:: Data shown ::
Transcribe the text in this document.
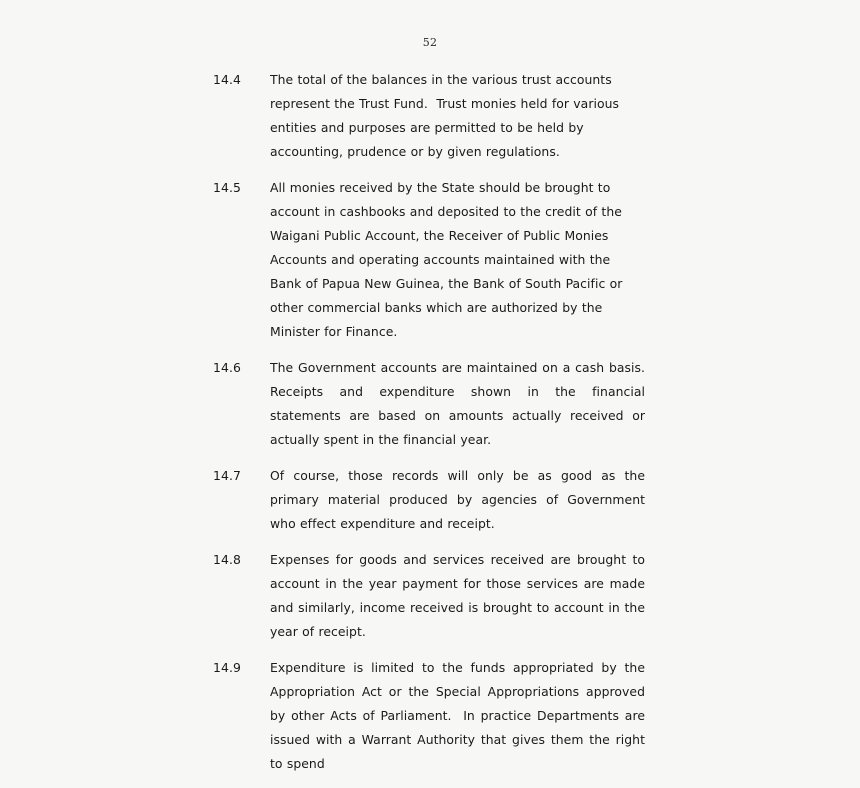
52
14.4	The total of the balances in the various trust accounts represent the Trust Fund.  Trust monies held for various entities and purposes are permitted to be held by accounting, prudence or by given regulations.
14.5	All monies received by the State should be brought to account in cashbooks and deposited to the credit of the Waigani Public Account, the Receiver of Public Monies Accounts and operating accounts maintained with the Bank of Papua New Guinea, the Bank of South Pacific or other commercial banks which are authorized by the Minister for Finance.
14.6	The Government accounts are maintained on a cash basis. Receipts and expenditure shown in the financial statements are based on amounts actually received or actually spent in the financial year.
14.7	Of course, those records will only be as good as the primary material produced by agencies of Government who effect expenditure and receipt.
14.8	Expenses for goods and services received are brought to account in the year payment for those services are made and similarly, income received is brought to account in the year of receipt.
14.9	Expenditure is limited to the funds appropriated by the Appropriation Act or the Special Appropriations approved by other Acts of Parliament.  In practice Departments are issued with a Warrant Authority that gives them the right to spend
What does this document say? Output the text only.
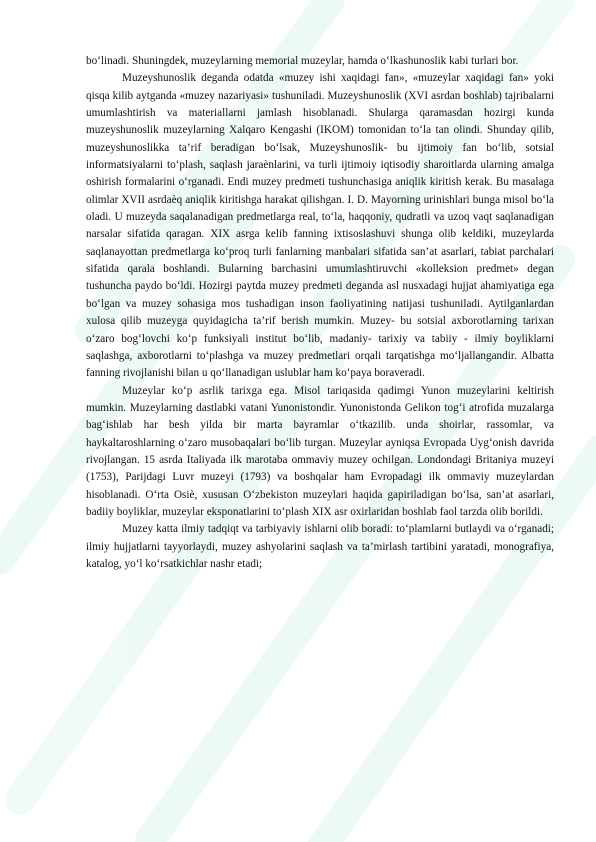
bo‘linadi. Shuningdek, muzeylarning memorial muzeylar, hamda o‘lkashunoslik kabi turlari bor.

Muzeyshunoslik deganda odatda «muzey ishi xaqidagi fan», «muzeylar xaqidagi fan» yoki qisqa kilib aytganda «muzey nazariyasi» tushuniladi. Muzeyshunoslik (XVI asrdan boshlab) tajribalarni umumlashtirish va materiallarni jamlash hisoblanadi. Shularga qaramasdan hozirgi kunda muzeyshunoslik muzeylarning Xalqaro Kengashi (IKOM) tomonidan to‘la tan olindi. Shunday qilib, muzeyshunoslikka ta’rif beradigan bo‘lsak, Muzeyshunoslik- bu ijtimoiy fan bo‘lib, sotsial informatsiyalarni to‘plash, saqlash jaraènlarini, va turli ijtimoiy iqtisodiy sharoitlarda ularning amalga oshirish formalarini o‘rganadi. Endi muzey predmeti tushunchasiga aniqlik kiritish kerak. Bu masalaga olimlar XVII asrdaèq aniqlik kiritishga harakat qilishgan. I. D. Mayorning urinishlari bunga misol bo‘la oladi. U muzeyda saqalanadigan predmetlarga real, to‘la, haqqoniy, qudratli va uzoq vaqt saqlanadigan narsalar sifatida qaragan. XIX asrga kelib fanning ixtisoslashuvi shunga olib keldiki, muzeylarda saqlanayottan predmetlarga ko‘proq turli fanlarning manbalari sifatida san’at asarlari, tabiat parchalari sifatida qarala boshlandi. Bularning barchasini umumlashtiruvchi «kolleksion predmet» degan tushuncha paydo bo‘ldi. Hozirgi paytda muzey predmeti deganda asl nusxadagi hujjat ahamiyatiga ega bo‘lgan va muzey sohasiga mos tushadigan inson faoliyatining natijasi tushuniladi. Aytilganlardan xulosa qilib muzeyga quyidagicha ta’rif berish mumkin. Muzey- bu sotsial axborotlarning tarixan o‘zaro bog‘lovchi ko‘p funksiyali institut bo‘lib, madaniy- tarixiy va tabiiy - ilmiy boyliklarni saqlashga, axborotlarni to‘plashga va muzey predmetlari orqali tarqatishga mo‘ljallangandir. Albatta fanning rivojlanishi bilan u qo‘llanadigan uslublar ham ko‘paya boraveradi.

Muzeylar ko‘p asrlik tarixga ega. Misol tariqasida qadimgi Yunon muzeylarini keltirish mumkin. Muzeylarning dastlabki vatani Yunonistondir. Yunonistonda Gelikon tog‘i atrofida muzalarga bag‘ishlab har besh yilda bir marta bayramlar o‘tkazilib. unda shoirlar, rassomlar, va haykaltaroshlarning o‘zaro musobaqalari bo‘lib turgan. Muzeylar ayniqsa Evropada Uyg‘onish davrida rivojlangan. 15 asrda Italiyada ilk marotaba ommaviy muzey ochilgan. Londondagi Britaniya muzeyi (1753), Parijdagi Luvr muzeyi (1793) va boshqalar ham Evropadagi ilk ommaviy muzeylardan hisoblanadi. O‘rta Osiè, xususan O‘zbekiston muzeylari haqida gapiriladigan bo‘lsa, san’at asarlari, badiiy boyliklar, muzeylar eksponatlarini to‘plash XIX asr oxirlaridan boshlab faol tarzda olib borildi.

Muzey katta ilmiy tadqiqt va tarbiyaviy ishlarni olib boradi: to‘plamlarni butlaydi va o‘rganadi; ilmiy hujjatlarni tayyorlaydi, muzey ashyolarini saqlash va ta’mirlash tartibini yaratadi, monografiya, katalog, yo‘l ko‘rsatkichlar nashr etadi;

:: What is asked ::
Copy all the data exactly as written, but skip any picture.

:: Answer ::
Transcribe the text in this document.
52
14.4	The total of the balances in the various trust accounts represent the Trust Fund.  Trust monies held for various entities and purposes are permitted to be held by accounting, prudence or by given regulations.
14.5	All monies received by the State should be brought to account in cashbooks and deposited to the credit of the Waigani Public Account, the Receiver of Public Monies Accounts and operating accounts maintained with the Bank of Papua New Guinea, the Bank of South Pacific or other commercial banks which are authorized by the Minister for Finance.
14.6	The Government accounts are maintained on a cash basis. Receipts and expenditure shown in the financial statements are based on amounts actually received or actually spent in the financial year.
14.7	Of course, those records will only be as good as the primary material produced by agencies of Government who effect expenditure and receipt.
14.8	Expenses for goods and services received are brought to account in the year payment for those services are made and similarly, income received is brought to account in the year of receipt.
14.9	Expenditure is limited to the funds appropriated by the Appropriation Act or the Special Appropriations approved by other Acts of Parliament.  In practice Departments are issued with a Warrant Authority that gives them the right to spend
What does this document say? Output the text only.
bo‘linadi. Shuningdek, muzeylarning memorial muzeylar, hamda o‘lkashunoslik kabi turlari bor.

Muzeyshunoslik deganda odatda «muzey ishi xaqidagi fan», «muzeylar xaqidagi fan» yoki qisqa kilib aytganda «muzey nazariyasi» tushuniladi. Muzeyshunoslik (XVI asrdan boshlab) tajribalarni umumlashtirish va materiallarni jamlash hisoblanadi. Shularga qaramasdan hozirgi kunda muzeyshunoslik muzeylarning Xalqaro Kengashi (IKOM) tomonidan to‘la tan olindi. Shunday qilib, muzeyshunoslikka ta’rif beradigan bo‘lsak, Muzeyshunoslik- bu ijtimoiy fan bo‘lib, sotsial informatsiyalarni to‘plash, saqlash jaraènlarini, va turli ijtimoiy iqtisodiy sharoitlarda ularning amalga oshirish formalarini o‘rganadi. Endi muzey predmeti tushunchasiga aniqlik kiritish kerak. Bu masalaga olimlar XVII asrdaèq aniqlik kiritishga harakat qilishgan. I. D. Mayorning urinishlari bunga misol bo‘la oladi. U muzeyda saqalanadigan predmetlarga real, to‘la, haqqoniy, qudratli va uzoq vaqt saqlanadigan narsalar sifatida qaragan. XIX asrga kelib fanning ixtisoslashuvi shunga olib keldiki, muzeylarda saqlanayottan predmetlarga ko‘proq turli fanlarning manbalari sifatida san’at asarlari, tabiat parchalari sifatida qarala boshlandi. Bularning barchasini umumlashtiruvchi «kolleksion predmet» degan tushuncha paydo bo‘ldi. Hozirgi paytda muzey predmeti deganda asl nusxadagi hujjat ahamiyatiga ega bo‘lgan va muzey sohasiga mos tushadigan inson faoliyatining natijasi tushuniladi. Aytilganlardan xulosa qilib muzeyga quyidagicha ta’rif berish mumkin. Muzey- bu sotsial axborotlarning tarixan o‘zaro bog‘lovchi ko‘p funksiyali institut bo‘lib, madaniy- tarixiy va tabiiy - ilmiy boyliklarni saqlashga, axborotlarni to‘plashga va muzey predmetlari orqali tarqatishga mo‘ljallangandir. Albatta fanning rivojlanishi bilan u qo‘llanadigan uslublar ham ko‘paya boraveradi.

Muzeylar ko‘p asrlik tarixga ega. Misol tariqasida qadimgi Yunon muzeylarini keltirish mumkin. Muzeylarning dastlabki vatani Yunonistondir. Yunonistonda Gelikon tog‘i atrofida muzalarga bag‘ishlab har besh yilda bir marta bayramlar o‘tkazilib. unda shoirlar, rassomlar, va haykaltaroshlarning o‘zaro musobaqalari bo‘lib turgan. Muzeylar ayniqsa Evropada Uyg‘onish davrida rivojlangan. 15 asrda Italiyada ilk marotaba ommaviy muzey ochilgan. Londondagi Britaniya muzeyi (1753), Parijdagi Luvr muzeyi (1793) va boshqalar ham Evropadagi ilk ommaviy muzeylardan hisoblanadi. O‘rta Osiè, xususan O‘zbekiston muzeylari haqida gapiriladigan bo‘lsa, san’at asarlari, badiiy boyliklar, muzeylar eksponatlarini to‘plash XIX asr oxirlaridan boshlab faol tarzda olib borildi.

Muzey katta ilmiy tadqiqt va tarbiyaviy ishlarni olib boradi: to‘plamlarni butlaydi va o‘rganadi; ilmiy hujjatlarni tayyorlaydi, muzey ashyolarini saqlash va ta’mirlash tartibini yaratadi, monografiya, katalog, yo‘l ko‘rsatkichlar nashr etadi;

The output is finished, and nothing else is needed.